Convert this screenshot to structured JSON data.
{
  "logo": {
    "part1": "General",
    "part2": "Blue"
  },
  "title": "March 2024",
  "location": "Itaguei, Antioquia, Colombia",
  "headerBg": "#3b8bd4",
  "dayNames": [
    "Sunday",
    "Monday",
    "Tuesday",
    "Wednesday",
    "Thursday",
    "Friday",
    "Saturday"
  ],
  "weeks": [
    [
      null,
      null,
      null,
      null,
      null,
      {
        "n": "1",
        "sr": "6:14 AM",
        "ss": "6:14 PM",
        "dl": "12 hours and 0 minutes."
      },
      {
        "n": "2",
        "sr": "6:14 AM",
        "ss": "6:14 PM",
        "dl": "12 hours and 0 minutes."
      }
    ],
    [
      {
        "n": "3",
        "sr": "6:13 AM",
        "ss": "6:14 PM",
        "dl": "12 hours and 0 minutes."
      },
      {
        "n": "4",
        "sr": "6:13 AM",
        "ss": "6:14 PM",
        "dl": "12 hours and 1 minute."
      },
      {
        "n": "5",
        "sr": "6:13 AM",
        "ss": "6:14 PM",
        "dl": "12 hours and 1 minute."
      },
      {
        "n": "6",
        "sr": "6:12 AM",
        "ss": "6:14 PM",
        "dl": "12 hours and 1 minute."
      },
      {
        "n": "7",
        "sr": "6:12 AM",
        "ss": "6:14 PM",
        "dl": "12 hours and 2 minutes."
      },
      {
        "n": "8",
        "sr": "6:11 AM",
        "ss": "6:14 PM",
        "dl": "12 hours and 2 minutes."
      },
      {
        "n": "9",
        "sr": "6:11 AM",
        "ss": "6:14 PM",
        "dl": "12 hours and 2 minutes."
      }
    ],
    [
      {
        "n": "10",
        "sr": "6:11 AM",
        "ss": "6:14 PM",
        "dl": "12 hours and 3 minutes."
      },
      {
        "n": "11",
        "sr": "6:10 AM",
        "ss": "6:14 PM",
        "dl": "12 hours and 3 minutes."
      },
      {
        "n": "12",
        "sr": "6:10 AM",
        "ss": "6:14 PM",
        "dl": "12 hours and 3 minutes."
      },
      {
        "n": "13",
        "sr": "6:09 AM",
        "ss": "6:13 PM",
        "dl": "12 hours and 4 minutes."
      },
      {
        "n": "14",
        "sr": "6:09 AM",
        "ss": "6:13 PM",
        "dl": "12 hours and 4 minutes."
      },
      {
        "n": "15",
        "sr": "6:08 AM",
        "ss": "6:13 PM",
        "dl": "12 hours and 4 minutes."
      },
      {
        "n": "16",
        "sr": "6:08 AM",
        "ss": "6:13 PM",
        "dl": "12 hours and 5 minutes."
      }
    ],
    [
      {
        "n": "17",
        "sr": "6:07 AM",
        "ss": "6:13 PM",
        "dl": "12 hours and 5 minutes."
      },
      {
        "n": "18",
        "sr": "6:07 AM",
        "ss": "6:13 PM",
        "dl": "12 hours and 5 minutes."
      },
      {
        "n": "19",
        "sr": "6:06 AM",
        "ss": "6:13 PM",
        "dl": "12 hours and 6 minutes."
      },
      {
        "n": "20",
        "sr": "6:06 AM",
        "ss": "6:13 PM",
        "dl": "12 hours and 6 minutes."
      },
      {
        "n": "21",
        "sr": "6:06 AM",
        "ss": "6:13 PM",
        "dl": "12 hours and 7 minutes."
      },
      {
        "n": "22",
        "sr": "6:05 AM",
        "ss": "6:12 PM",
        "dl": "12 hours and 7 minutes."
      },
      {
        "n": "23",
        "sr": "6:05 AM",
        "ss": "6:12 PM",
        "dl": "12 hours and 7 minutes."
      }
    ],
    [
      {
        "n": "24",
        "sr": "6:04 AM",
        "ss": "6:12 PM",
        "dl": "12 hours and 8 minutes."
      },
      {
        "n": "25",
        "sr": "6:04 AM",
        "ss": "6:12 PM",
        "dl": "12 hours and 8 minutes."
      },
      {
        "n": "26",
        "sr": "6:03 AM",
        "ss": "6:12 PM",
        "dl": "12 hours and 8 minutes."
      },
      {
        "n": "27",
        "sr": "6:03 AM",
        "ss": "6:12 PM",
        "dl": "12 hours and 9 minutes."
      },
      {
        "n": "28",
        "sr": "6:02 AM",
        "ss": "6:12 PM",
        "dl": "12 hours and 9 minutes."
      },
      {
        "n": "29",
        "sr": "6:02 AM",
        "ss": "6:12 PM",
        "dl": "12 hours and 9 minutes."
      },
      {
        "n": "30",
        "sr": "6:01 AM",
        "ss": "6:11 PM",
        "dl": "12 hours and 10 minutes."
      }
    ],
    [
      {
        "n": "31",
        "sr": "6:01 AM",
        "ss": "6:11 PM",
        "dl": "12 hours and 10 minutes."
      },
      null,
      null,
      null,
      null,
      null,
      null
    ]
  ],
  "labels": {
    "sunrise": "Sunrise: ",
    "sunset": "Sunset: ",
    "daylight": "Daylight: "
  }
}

***

All entries must be repeated verbatim.

Convert this screenshot to structured JSON data.
{
  "logo": {
    "part1": "General",
    "part2": "Blue"
  },
  "title": "March 2024",
  "location": "Itaguei, Antioquia, Colombia",
  "headerBg": "#3b8bd4",
  "dayNames": [
    "Sunday",
    "Monday",
    "Tuesday",
    "Wednesday",
    "Thursday",
    "Friday",
    "Saturday"
  ],
  "weeks": [
    [
      null,
      null,
      null,
      null,
      null,
      {
        "n": "1",
        "sr": "6:14 AM",
        "ss": "6:14 PM",
        "dl": "12 hours and 0 minutes."
      },
      {
        "n": "2",
        "sr": "6:14 AM",
        "ss": "6:14 PM",
        "dl": "12 hours and 0 minutes."
      }
    ],
    [
      {
        "n": "3",
        "sr": "6:13 AM",
        "ss": "6:14 PM",
        "dl": "12 hours and 0 minutes."
      },
      {
        "n": "4",
        "sr": "6:13 AM",
        "ss": "6:14 PM",
        "dl": "12 hours and 1 minute."
      },
      {
        "n": "5",
        "sr": "6:13 AM",
        "ss": "6:14 PM",
        "dl": "12 hours and 1 minute."
      },
      {
        "n": "6",
        "sr": "6:12 AM",
        "ss": "6:14 PM",
        "dl": "12 hours and 1 minute."
      },
      {
        "n": "7",
        "sr": "6:12 AM",
        "ss": "6:14 PM",
        "dl": "12 hours and 2 minutes."
      },
      {
        "n": "8",
        "sr": "6:11 AM",
        "ss": "6:14 PM",
        "dl": "12 hours and 2 minutes."
      },
      {
        "n": "9",
        "sr": "6:11 AM",
        "ss": "6:14 PM",
        "dl": "12 hours and 2 minutes."
      }
    ],
    [
      {
        "n": "10",
        "sr": "6:11 AM",
        "ss": "6:14 PM",
        "dl": "12 hours and 3 minutes."
      },
      {
        "n": "11",
        "sr": "6:10 AM",
        "ss": "6:14 PM",
        "dl": "12 hours and 3 minutes."
      },
      {
        "n": "12",
        "sr": "6:10 AM",
        "ss": "6:14 PM",
        "dl": "12 hours and 3 minutes."
      },
      {
        "n": "13",
        "sr": "6:09 AM",
        "ss": "6:13 PM",
        "dl": "12 hours and 4 minutes."
      },
      {
        "n": "14",
        "sr": "6:09 AM",
        "ss": "6:13 PM",
        "dl": "12 hours and 4 minutes."
      },
      {
        "n": "15",
        "sr": "6:08 AM",
        "ss": "6:13 PM",
        "dl": "12 hours and 4 minutes."
      },
      {
        "n": "16",
        "sr": "6:08 AM",
        "ss": "6:13 PM",
        "dl": "12 hours and 5 minutes."
      }
    ],
    [
      {
        "n": "17",
        "sr": "6:07 AM",
        "ss": "6:13 PM",
        "dl": "12 hours and 5 minutes."
      },
      {
        "n": "18",
        "sr": "6:07 AM",
        "ss": "6:13 PM",
        "dl": "12 hours and 5 minutes."
      },
      {
        "n": "19",
        "sr": "6:06 AM",
        "ss": "6:13 PM",
        "dl": "12 hours and 6 minutes."
      },
      {
        "n": "20",
        "sr": "6:06 AM",
        "ss": "6:13 PM",
        "dl": "12 hours and 6 minutes."
      },
      {
        "n": "21",
        "sr": "6:06 AM",
        "ss": "6:13 PM",
        "dl": "12 hours and 7 minutes."
      },
      {
        "n": "22",
        "sr": "6:05 AM",
        "ss": "6:12 PM",
        "dl": "12 hours and 7 minutes."
      },
      {
        "n": "23",
        "sr": "6:05 AM",
        "ss": "6:12 PM",
        "dl": "12 hours and 7 minutes."
      }
    ],
    [
      {
        "n": "24",
        "sr": "6:04 AM",
        "ss": "6:12 PM",
        "dl": "12 hours and 8 minutes."
      },
      {
        "n": "25",
        "sr": "6:04 AM",
        "ss": "6:12 PM",
        "dl": "12 hours and 8 minutes."
      },
      {
        "n": "26",
        "sr": "6:03 AM",
        "ss": "6:12 PM",
        "dl": "12 hours and 8 minutes."
      },
      {
        "n": "27",
        "sr": "6:03 AM",
        "ss": "6:12 PM",
        "dl": "12 hours and 9 minutes."
      },
      {
        "n": "28",
        "sr": "6:02 AM",
        "ss": "6:12 PM",
        "dl": "12 hours and 9 minutes."
      },
      {
        "n": "29",
        "sr": "6:02 AM",
        "ss": "6:12 PM",
        "dl": "12 hours and 9 minutes."
      },
      {
        "n": "30",
        "sr": "6:01 AM",
        "ss": "6:11 PM",
        "dl": "12 hours and 10 minutes."
      }
    ],
    [
      {
        "n": "31",
        "sr": "6:01 AM",
        "ss": "6:11 PM",
        "dl": "12 hours and 10 minutes."
      },
      null,
      null,
      null,
      null,
      null,
      null
    ]
  ],
  "labels": {
    "sunrise": "Sunrise: ",
    "sunset": "Sunset: ",
    "daylight": "Daylight: "
  }
}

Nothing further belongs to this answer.